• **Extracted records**
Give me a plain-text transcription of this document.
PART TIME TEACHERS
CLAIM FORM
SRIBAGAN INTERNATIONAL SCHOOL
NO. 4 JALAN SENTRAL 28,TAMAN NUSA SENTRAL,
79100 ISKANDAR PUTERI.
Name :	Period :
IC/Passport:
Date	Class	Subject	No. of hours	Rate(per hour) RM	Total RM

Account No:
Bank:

• **What is required**
Give every line of the material again, exactly as it reads.

• **Exercise result**
Give me a plain-text transcription of this document.
PART TIME TEACHERS
CLAIM FORM
SRIBAGAN INTERNATIONAL SCHOOL
NO. 4 JALAN SENTRAL 28,TAMAN NUSA SENTRAL,
79100 ISKANDAR PUTERI.
Name :	Period :
IC/Passport:
Date	Class	Subject	No. of hours	Rate(per hour) RM	Total RM

Account No:
Bank:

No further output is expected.